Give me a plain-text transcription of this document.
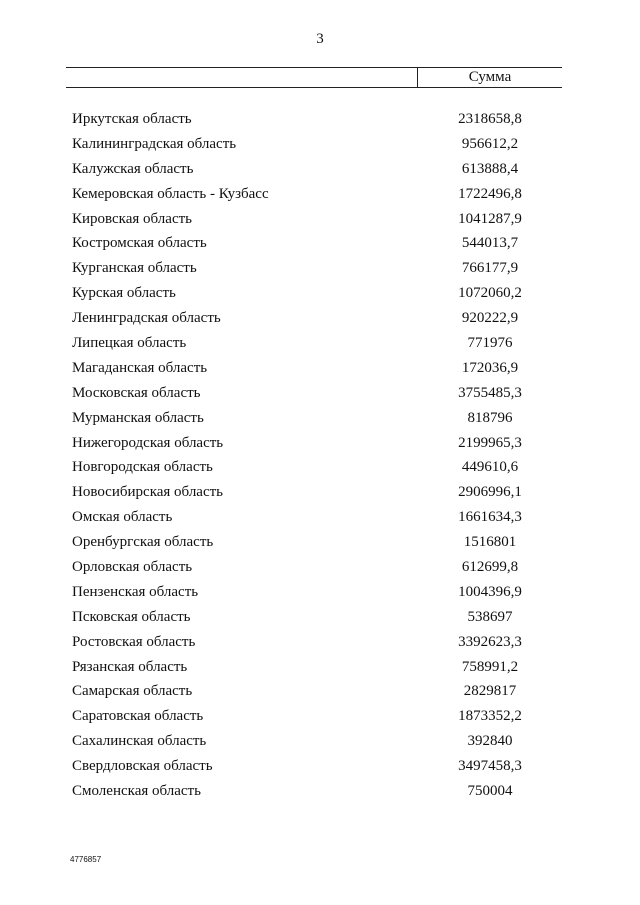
3
Сумма
Иркутская область	2318658,8
Калининградская область	956612,2
Калужская область	613888,4
Кемеровская область - Кузбасс	1722496,8
Кировская область	1041287,9
Костромская область	544013,7
Курганская область	766177,9
Курская область	1072060,2
Ленинградская область	920222,9
Липецкая область	771976
Магаданская область	172036,9
Московская область	3755485,3
Мурманская область	818796
Нижегородская область	2199965,3
Новгородская область	449610,6
Новосибирская область	2906996,1
Омская область	1661634,3
Оренбургская область	1516801
Орловская область	612699,8
Пензенская область	1004396,9
Псковская область	538697
Ростовская область	3392623,3
Рязанская область	758991,2
Самарская область	2829817
Саратовская область	1873352,2
Сахалинская область	392840
Свердловская область	3497458,3
Смоленская область	750004
4776857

◆ **SET EXERCISE**
Each line in the records above should be reproduced exactly; images are not copied.

◆ **TASK RESULT**
Give me a plain-text transcription of this document.
3
Сумма
Иркутская область	2318658,8
Калининградская область	956612,2
Калужская область	613888,4
Кемеровская область - Кузбасс	1722496,8
Кировская область	1041287,9
Костромская область	544013,7
Курганская область	766177,9
Курская область	1072060,2
Ленинградская область	920222,9
Липецкая область	771976
Магаданская область	172036,9
Московская область	3755485,3
Мурманская область	818796
Нижегородская область	2199965,3
Новгородская область	449610,6
Новосибирская область	2906996,1
Омская область	1661634,3
Оренбургская область	1516801
Орловская область	612699,8
Пензенская область	1004396,9
Псковская область	538697
Ростовская область	3392623,3
Рязанская область	758991,2
Самарская область	2829817
Саратовская область	1873352,2
Сахалинская область	392840
Свердловская область	3497458,3
Смоленская область	750004
4776857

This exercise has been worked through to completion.